(Dataset listings of figures)
····················

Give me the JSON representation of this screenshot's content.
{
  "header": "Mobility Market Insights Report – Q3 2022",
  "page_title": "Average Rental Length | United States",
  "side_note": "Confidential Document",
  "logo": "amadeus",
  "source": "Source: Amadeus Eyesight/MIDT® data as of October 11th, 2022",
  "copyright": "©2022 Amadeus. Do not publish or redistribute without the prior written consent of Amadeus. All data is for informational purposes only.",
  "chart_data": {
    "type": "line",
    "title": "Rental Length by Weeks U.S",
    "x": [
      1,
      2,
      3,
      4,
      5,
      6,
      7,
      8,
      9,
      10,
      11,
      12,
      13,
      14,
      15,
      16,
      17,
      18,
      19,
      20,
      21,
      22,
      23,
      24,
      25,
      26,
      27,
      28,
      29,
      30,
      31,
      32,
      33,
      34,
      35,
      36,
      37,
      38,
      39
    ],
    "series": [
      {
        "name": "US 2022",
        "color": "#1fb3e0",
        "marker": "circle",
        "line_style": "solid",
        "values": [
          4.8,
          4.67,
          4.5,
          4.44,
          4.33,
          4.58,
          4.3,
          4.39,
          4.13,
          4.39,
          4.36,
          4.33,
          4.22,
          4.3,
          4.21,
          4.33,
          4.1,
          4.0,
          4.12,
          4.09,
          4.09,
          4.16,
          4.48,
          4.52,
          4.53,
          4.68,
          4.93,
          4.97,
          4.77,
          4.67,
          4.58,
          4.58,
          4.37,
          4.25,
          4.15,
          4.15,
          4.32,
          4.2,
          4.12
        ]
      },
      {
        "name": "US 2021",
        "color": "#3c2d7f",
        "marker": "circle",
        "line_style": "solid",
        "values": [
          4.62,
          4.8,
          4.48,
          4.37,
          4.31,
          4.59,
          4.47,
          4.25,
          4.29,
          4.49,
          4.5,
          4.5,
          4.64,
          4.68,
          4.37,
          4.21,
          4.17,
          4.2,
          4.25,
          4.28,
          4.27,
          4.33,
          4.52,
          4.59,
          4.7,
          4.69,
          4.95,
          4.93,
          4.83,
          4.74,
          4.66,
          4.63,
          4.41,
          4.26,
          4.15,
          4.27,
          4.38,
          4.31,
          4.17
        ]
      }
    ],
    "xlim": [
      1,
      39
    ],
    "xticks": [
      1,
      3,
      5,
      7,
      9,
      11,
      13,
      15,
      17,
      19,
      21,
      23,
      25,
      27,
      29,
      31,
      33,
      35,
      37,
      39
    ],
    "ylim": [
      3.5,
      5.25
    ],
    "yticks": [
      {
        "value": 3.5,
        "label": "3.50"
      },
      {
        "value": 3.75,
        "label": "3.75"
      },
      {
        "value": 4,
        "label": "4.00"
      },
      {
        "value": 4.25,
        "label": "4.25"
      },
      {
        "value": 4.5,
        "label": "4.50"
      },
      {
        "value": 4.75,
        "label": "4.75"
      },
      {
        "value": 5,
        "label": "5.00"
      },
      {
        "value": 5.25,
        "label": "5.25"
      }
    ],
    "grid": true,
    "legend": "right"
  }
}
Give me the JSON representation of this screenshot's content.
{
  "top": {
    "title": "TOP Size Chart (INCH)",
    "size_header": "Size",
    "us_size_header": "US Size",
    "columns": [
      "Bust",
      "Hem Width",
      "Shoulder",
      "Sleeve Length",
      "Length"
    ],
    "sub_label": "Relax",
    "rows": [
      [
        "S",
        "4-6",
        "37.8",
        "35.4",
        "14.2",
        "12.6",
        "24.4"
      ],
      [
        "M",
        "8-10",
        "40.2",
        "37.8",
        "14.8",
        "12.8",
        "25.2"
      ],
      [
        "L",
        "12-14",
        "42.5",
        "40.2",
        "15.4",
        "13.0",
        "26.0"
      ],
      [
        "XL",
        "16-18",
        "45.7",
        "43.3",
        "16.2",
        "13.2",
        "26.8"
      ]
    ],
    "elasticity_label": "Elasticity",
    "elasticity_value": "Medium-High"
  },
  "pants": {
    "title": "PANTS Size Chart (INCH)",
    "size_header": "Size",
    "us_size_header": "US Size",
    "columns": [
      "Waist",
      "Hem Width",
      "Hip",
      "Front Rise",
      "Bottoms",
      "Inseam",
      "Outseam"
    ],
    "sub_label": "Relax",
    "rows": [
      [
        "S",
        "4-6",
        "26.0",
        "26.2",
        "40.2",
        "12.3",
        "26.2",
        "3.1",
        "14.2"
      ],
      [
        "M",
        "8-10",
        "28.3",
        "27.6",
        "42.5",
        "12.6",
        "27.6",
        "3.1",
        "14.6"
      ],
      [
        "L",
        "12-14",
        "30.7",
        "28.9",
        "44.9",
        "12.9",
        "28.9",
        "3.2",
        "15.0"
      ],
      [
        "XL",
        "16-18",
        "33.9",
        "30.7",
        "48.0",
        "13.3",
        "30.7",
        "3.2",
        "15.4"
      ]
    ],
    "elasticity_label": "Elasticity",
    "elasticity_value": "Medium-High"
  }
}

····················

Task goal:
Reproduce each entry word for word.

Response:
Give me the JSON representation of this screenshot's content.
{
  "header": "Mobility Market Insights Report – Q3 2022",
  "page_title": "Average Rental Length | United States",
  "side_note": "Confidential Document",
  "logo": "amadeus",
  "source": "Source: Amadeus Eyesight/MIDT® data as of October 11th, 2022",
  "copyright": "©2022 Amadeus. Do not publish or redistribute without the prior written consent of Amadeus. All data is for informational purposes only.",
  "chart_data": {
    "type": "line",
    "title": "Rental Length by Weeks U.S",
    "x": [
      1,
      2,
      3,
      4,
      5,
      6,
      7,
      8,
      9,
      10,
      11,
      12,
      13,
      14,
      15,
      16,
      17,
      18,
      19,
      20,
      21,
      22,
      23,
      24,
      25,
      26,
      27,
      28,
      29,
      30,
      31,
      32,
      33,
      34,
      35,
      36,
      37,
      38,
      39
    ],
    "series": [
      {
        "name": "US 2022",
        "color": "#1fb3e0",
        "marker": "circle",
        "line_style": "solid",
        "values": [
          4.8,
          4.67,
          4.5,
          4.44,
          4.33,
          4.58,
          4.3,
          4.39,
          4.13,
          4.39,
          4.36,
          4.33,
          4.22,
          4.3,
          4.21,
          4.33,
          4.1,
          4.0,
          4.12,
          4.09,
          4.09,
          4.16,
          4.48,
          4.52,
          4.53,
          4.68,
          4.93,
          4.97,
          4.77,
          4.67,
          4.58,
          4.58,
          4.37,
          4.25,
          4.15,
          4.15,
          4.32,
          4.2,
          4.12
        ]
      },
      {
        "name": "US 2021",
        "color": "#3c2d7f",
        "marker": "circle",
        "line_style": "solid",
        "values": [
          4.62,
          4.8,
          4.48,
          4.37,
          4.31,
          4.59,
          4.47,
          4.25,
          4.29,
          4.49,
          4.5,
          4.5,
          4.64,
          4.68,
          4.37,
          4.21,
          4.17,
          4.2,
          4.25,
          4.28,
          4.27,
          4.33,
          4.52,
          4.59,
          4.7,
          4.69,
          4.95,
          4.93,
          4.83,
          4.74,
          4.66,
          4.63,
          4.41,
          4.26,
          4.15,
          4.27,
          4.38,
          4.31,
          4.17
        ]
      }
    ],
    "xlim": [
      1,
      39
    ],
    "xticks": [
      1,
      3,
      5,
      7,
      9,
      11,
      13,
      15,
      17,
      19,
      21,
      23,
      25,
      27,
      29,
      31,
      33,
      35,
      37,
      39
    ],
    "ylim": [
      3.5,
      5.25
    ],
    "yticks": [
      {
        "value": 3.5,
        "label": "3.50"
      },
      {
        "value": 3.75,
        "label": "3.75"
      },
      {
        "value": 4,
        "label": "4.00"
      },
      {
        "value": 4.25,
        "label": "4.25"
      },
      {
        "value": 4.5,
        "label": "4.50"
      },
      {
        "value": 4.75,
        "label": "4.75"
      },
      {
        "value": 5,
        "label": "5.00"
      },
      {
        "value": 5.25,
        "label": "5.25"
      }
    ],
    "grid": true,
    "legend": "right"
  }
}
Give me the JSON representation of this screenshot's content.
{
  "top": {
    "title": "TOP Size Chart (INCH)",
    "size_header": "Size",
    "us_size_header": "US Size",
    "columns": [
      "Bust",
      "Hem Width",
      "Shoulder",
      "Sleeve Length",
      "Length"
    ],
    "sub_label": "Relax",
    "rows": [
      [
        "S",
        "4-6",
        "37.8",
        "35.4",
        "14.2",
        "12.6",
        "24.4"
      ],
      [
        "M",
        "8-10",
        "40.2",
        "37.8",
        "14.8",
        "12.8",
        "25.2"
      ],
      [
        "L",
        "12-14",
        "42.5",
        "40.2",
        "15.4",
        "13.0",
        "26.0"
      ],
      [
        "XL",
        "16-18",
        "45.7",
        "43.3",
        "16.2",
        "13.2",
        "26.8"
      ]
    ],
    "elasticity_label": "Elasticity",
    "elasticity_value": "Medium-High"
  },
  "pants": {
    "title": "PANTS Size Chart (INCH)",
    "size_header": "Size",
    "us_size_header": "US Size",
    "columns": [
      "Waist",
      "Hem Width",
      "Hip",
      "Front Rise",
      "Bottoms",
      "Inseam",
      "Outseam"
    ],
    "sub_label": "Relax",
    "rows": [
      [
        "S",
        "4-6",
        "26.0",
        "26.2",
        "40.2",
        "12.3",
        "26.2",
        "3.1",
        "14.2"
      ],
      [
        "M",
        "8-10",
        "28.3",
        "27.6",
        "42.5",
        "12.6",
        "27.6",
        "3.1",
        "14.6"
      ],
      [
        "L",
        "12-14",
        "30.7",
        "28.9",
        "44.9",
        "12.9",
        "28.9",
        "3.2",
        "15.0"
      ],
      [
        "XL",
        "16-18",
        "33.9",
        "30.7",
        "48.0",
        "13.3",
        "30.7",
        "3.2",
        "15.4"
      ]
    ],
    "elasticity_label": "Elasticity",
    "elasticity_value": "Medium-High"
  }
}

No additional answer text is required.